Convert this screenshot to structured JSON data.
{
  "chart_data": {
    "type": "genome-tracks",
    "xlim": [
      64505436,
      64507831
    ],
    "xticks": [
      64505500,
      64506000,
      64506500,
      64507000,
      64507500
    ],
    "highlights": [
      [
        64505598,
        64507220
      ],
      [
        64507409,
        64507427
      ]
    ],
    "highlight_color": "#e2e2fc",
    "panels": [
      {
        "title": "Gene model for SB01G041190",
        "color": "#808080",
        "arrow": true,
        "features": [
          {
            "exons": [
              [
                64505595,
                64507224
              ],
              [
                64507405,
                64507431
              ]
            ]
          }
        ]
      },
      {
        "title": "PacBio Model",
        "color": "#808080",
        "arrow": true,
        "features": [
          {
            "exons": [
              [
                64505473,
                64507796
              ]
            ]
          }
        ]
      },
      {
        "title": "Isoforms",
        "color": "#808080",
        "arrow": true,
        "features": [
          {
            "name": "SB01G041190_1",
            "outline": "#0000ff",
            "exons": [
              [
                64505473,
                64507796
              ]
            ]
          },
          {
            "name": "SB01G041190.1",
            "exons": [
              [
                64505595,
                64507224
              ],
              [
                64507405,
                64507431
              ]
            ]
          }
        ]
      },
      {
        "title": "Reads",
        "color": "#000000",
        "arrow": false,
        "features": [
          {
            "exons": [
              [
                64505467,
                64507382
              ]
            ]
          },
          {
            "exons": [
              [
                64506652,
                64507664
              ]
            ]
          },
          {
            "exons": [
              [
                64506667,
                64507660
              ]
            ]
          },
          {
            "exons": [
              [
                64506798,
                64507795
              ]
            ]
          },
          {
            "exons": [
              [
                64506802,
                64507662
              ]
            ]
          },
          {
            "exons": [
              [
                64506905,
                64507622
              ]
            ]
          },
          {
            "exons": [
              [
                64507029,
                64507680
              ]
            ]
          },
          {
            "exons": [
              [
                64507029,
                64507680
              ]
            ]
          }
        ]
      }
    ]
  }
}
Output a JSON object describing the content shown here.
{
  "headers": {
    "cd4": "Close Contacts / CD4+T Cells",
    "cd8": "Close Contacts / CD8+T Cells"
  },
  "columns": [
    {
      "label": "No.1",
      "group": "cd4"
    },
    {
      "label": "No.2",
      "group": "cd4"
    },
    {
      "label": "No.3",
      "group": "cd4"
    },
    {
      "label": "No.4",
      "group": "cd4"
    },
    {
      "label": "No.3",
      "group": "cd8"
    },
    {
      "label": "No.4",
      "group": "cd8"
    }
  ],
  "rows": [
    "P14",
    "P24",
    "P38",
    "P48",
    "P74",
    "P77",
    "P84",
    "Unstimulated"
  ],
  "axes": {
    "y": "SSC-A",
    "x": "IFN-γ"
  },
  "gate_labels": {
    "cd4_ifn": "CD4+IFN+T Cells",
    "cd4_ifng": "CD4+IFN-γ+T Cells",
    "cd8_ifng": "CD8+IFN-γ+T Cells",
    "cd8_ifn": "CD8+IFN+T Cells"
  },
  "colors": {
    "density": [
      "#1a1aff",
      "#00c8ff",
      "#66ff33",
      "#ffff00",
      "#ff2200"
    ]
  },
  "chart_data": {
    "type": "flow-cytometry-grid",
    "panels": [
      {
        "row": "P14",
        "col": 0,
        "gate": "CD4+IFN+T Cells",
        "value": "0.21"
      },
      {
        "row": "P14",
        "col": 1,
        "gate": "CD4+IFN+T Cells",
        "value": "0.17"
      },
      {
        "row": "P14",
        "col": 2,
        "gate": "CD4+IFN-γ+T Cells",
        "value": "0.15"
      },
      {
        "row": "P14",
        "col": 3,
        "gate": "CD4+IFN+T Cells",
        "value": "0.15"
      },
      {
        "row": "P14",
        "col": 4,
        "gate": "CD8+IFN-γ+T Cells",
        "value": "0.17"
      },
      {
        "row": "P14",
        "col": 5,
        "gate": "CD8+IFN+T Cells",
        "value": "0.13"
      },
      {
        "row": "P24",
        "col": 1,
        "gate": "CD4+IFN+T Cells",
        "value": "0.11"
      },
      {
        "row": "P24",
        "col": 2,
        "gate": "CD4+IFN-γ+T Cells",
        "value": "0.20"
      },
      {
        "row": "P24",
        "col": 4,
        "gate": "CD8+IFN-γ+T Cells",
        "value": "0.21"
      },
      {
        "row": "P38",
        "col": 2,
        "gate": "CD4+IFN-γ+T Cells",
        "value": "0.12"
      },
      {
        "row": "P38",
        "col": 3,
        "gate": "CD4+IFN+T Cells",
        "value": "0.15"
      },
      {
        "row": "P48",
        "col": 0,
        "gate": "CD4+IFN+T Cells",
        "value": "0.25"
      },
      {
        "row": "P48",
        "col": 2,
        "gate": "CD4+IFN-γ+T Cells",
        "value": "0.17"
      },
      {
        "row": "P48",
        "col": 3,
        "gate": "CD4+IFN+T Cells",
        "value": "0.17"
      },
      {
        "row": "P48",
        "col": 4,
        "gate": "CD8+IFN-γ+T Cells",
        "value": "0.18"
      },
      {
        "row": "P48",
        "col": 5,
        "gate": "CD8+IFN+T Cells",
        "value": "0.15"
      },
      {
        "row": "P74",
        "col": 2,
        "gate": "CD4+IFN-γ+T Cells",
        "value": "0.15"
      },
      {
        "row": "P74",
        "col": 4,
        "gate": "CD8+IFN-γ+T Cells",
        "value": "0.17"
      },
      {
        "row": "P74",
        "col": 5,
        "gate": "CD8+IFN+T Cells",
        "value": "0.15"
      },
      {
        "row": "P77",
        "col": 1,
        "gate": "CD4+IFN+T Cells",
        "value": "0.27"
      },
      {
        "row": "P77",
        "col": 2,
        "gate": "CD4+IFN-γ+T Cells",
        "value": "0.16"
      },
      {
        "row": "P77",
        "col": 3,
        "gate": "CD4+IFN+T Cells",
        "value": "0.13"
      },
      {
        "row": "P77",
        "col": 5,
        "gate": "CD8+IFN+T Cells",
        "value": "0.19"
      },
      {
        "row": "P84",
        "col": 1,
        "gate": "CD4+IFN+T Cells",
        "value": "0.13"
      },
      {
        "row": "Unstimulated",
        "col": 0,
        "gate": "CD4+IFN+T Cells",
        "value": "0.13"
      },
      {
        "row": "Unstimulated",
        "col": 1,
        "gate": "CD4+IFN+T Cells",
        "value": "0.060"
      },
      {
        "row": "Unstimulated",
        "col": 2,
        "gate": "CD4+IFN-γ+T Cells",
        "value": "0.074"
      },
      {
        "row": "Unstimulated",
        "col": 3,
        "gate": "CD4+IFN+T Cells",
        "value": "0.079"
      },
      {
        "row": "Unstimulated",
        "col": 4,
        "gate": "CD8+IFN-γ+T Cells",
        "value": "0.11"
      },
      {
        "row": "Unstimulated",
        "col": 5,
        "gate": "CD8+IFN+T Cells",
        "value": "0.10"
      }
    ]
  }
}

*EXERCISE*
Reproduce every entry above so that each one matches its source exactly.

*YOUR SOLUTION*
Convert this screenshot to structured JSON data.
{
  "chart_data": {
    "type": "genome-tracks",
    "xlim": [
      64505436,
      64507831
    ],
    "xticks": [
      64505500,
      64506000,
      64506500,
      64507000,
      64507500
    ],
    "highlights": [
      [
        64505598,
        64507220
      ],
      [
        64507409,
        64507427
      ]
    ],
    "highlight_color": "#e2e2fc",
    "panels": [
      {
        "title": "Gene model for SB01G041190",
        "color": "#808080",
        "arrow": true,
        "features": [
          {
            "exons": [
              [
                64505595,
                64507224
              ],
              [
                64507405,
                64507431
              ]
            ]
          }
        ]
      },
      {
        "title": "PacBio Model",
        "color": "#808080",
        "arrow": true,
        "features": [
          {
            "exons": [
              [
                64505473,
                64507796
              ]
            ]
          }
        ]
      },
      {
        "title": "Isoforms",
        "color": "#808080",
        "arrow": true,
        "features": [
          {
            "name": "SB01G041190_1",
            "outline": "#0000ff",
            "exons": [
              [
                64505473,
                64507796
              ]
            ]
          },
          {
            "name": "SB01G041190.1",
            "exons": [
              [
                64505595,
                64507224
              ],
              [
                64507405,
                64507431
              ]
            ]
          }
        ]
      },
      {
        "title": "Reads",
        "color": "#000000",
        "arrow": false,
        "features": [
          {
            "exons": [
              [
                64505467,
                64507382
              ]
            ]
          },
          {
            "exons": [
              [
                64506652,
                64507664
              ]
            ]
          },
          {
            "exons": [
              [
                64506667,
                64507660
              ]
            ]
          },
          {
            "exons": [
              [
                64506798,
                64507795
              ]
            ]
          },
          {
            "exons": [
              [
                64506802,
                64507662
              ]
            ]
          },
          {
            "exons": [
              [
                64506905,
                64507622
              ]
            ]
          },
          {
            "exons": [
              [
                64507029,
                64507680
              ]
            ]
          },
          {
            "exons": [
              [
                64507029,
                64507680
              ]
            ]
          }
        ]
      }
    ]
  }
}
Output a JSON object describing the content shown here.
{
  "headers": {
    "cd4": "Close Contacts / CD4+T Cells",
    "cd8": "Close Contacts / CD8+T Cells"
  },
  "columns": [
    {
      "label": "No.1",
      "group": "cd4"
    },
    {
      "label": "No.2",
      "group": "cd4"
    },
    {
      "label": "No.3",
      "group": "cd4"
    },
    {
      "label": "No.4",
      "group": "cd4"
    },
    {
      "label": "No.3",
      "group": "cd8"
    },
    {
      "label": "No.4",
      "group": "cd8"
    }
  ],
  "rows": [
    "P14",
    "P24",
    "P38",
    "P48",
    "P74",
    "P77",
    "P84",
    "Unstimulated"
  ],
  "axes": {
    "y": "SSC-A",
    "x": "IFN-γ"
  },
  "gate_labels": {
    "cd4_ifn": "CD4+IFN+T Cells",
    "cd4_ifng": "CD4+IFN-γ+T Cells",
    "cd8_ifng": "CD8+IFN-γ+T Cells",
    "cd8_ifn": "CD8+IFN+T Cells"
  },
  "colors": {
    "density": [
      "#1a1aff",
      "#00c8ff",
      "#66ff33",
      "#ffff00",
      "#ff2200"
    ]
  },
  "chart_data": {
    "type": "flow-cytometry-grid",
    "panels": [
      {
        "row": "P14",
        "col": 0,
        "gate": "CD4+IFN+T Cells",
        "value": "0.21"
      },
      {
        "row": "P14",
        "col": 1,
        "gate": "CD4+IFN+T Cells",
        "value": "0.17"
      },
      {
        "row": "P14",
        "col": 2,
        "gate": "CD4+IFN-γ+T Cells",
        "value": "0.15"
      },
      {
        "row": "P14",
        "col": 3,
        "gate": "CD4+IFN+T Cells",
        "value": "0.15"
      },
      {
        "row": "P14",
        "col": 4,
        "gate": "CD8+IFN-γ+T Cells",
        "value": "0.17"
      },
      {
        "row": "P14",
        "col": 5,
        "gate": "CD8+IFN+T Cells",
        "value": "0.13"
      },
      {
        "row": "P24",
        "col": 1,
        "gate": "CD4+IFN+T Cells",
        "value": "0.11"
      },
      {
        "row": "P24",
        "col": 2,
        "gate": "CD4+IFN-γ+T Cells",
        "value": "0.20"
      },
      {
        "row": "P24",
        "col": 4,
        "gate": "CD8+IFN-γ+T Cells",
        "value": "0.21"
      },
      {
        "row": "P38",
        "col": 2,
        "gate": "CD4+IFN-γ+T Cells",
        "value": "0.12"
      },
      {
        "row": "P38",
        "col": 3,
        "gate": "CD4+IFN+T Cells",
        "value": "0.15"
      },
      {
        "row": "P48",
        "col": 0,
        "gate": "CD4+IFN+T Cells",
        "value": "0.25"
      },
      {
        "row": "P48",
        "col": 2,
        "gate": "CD4+IFN-γ+T Cells",
        "value": "0.17"
      },
      {
        "row": "P48",
        "col": 3,
        "gate": "CD4+IFN+T Cells",
        "value": "0.17"
      },
      {
        "row": "P48",
        "col": 4,
        "gate": "CD8+IFN-γ+T Cells",
        "value": "0.18"
      },
      {
        "row": "P48",
        "col": 5,
        "gate": "CD8+IFN+T Cells",
        "value": "0.15"
      },
      {
        "row": "P74",
        "col": 2,
        "gate": "CD4+IFN-γ+T Cells",
        "value": "0.15"
      },
      {
        "row": "P74",
        "col": 4,
        "gate": "CD8+IFN-γ+T Cells",
        "value": "0.17"
      },
      {
        "row": "P74",
        "col": 5,
        "gate": "CD8+IFN+T Cells",
        "value": "0.15"
      },
      {
        "row": "P77",
        "col": 1,
        "gate": "CD4+IFN+T Cells",
        "value": "0.27"
      },
      {
        "row": "P77",
        "col": 2,
        "gate": "CD4+IFN-γ+T Cells",
        "value": "0.16"
      },
      {
        "row": "P77",
        "col": 3,
        "gate": "CD4+IFN+T Cells",
        "value": "0.13"
      },
      {
        "row": "P77",
        "col": 5,
        "gate": "CD8+IFN+T Cells",
        "value": "0.19"
      },
      {
        "row": "P84",
        "col": 1,
        "gate": "CD4+IFN+T Cells",
        "value": "0.13"
      },
      {
        "row": "Unstimulated",
        "col": 0,
        "gate": "CD4+IFN+T Cells",
        "value": "0.13"
      },
      {
        "row": "Unstimulated",
        "col": 1,
        "gate": "CD4+IFN+T Cells",
        "value": "0.060"
      },
      {
        "row": "Unstimulated",
        "col": 2,
        "gate": "CD4+IFN-γ+T Cells",
        "value": "0.074"
      },
      {
        "row": "Unstimulated",
        "col": 3,
        "gate": "CD4+IFN+T Cells",
        "value": "0.079"
      },
      {
        "row": "Unstimulated",
        "col": 4,
        "gate": "CD8+IFN-γ+T Cells",
        "value": "0.11"
      },
      {
        "row": "Unstimulated",
        "col": 5,
        "gate": "CD8+IFN+T Cells",
        "value": "0.10"
      }
    ]
  }
}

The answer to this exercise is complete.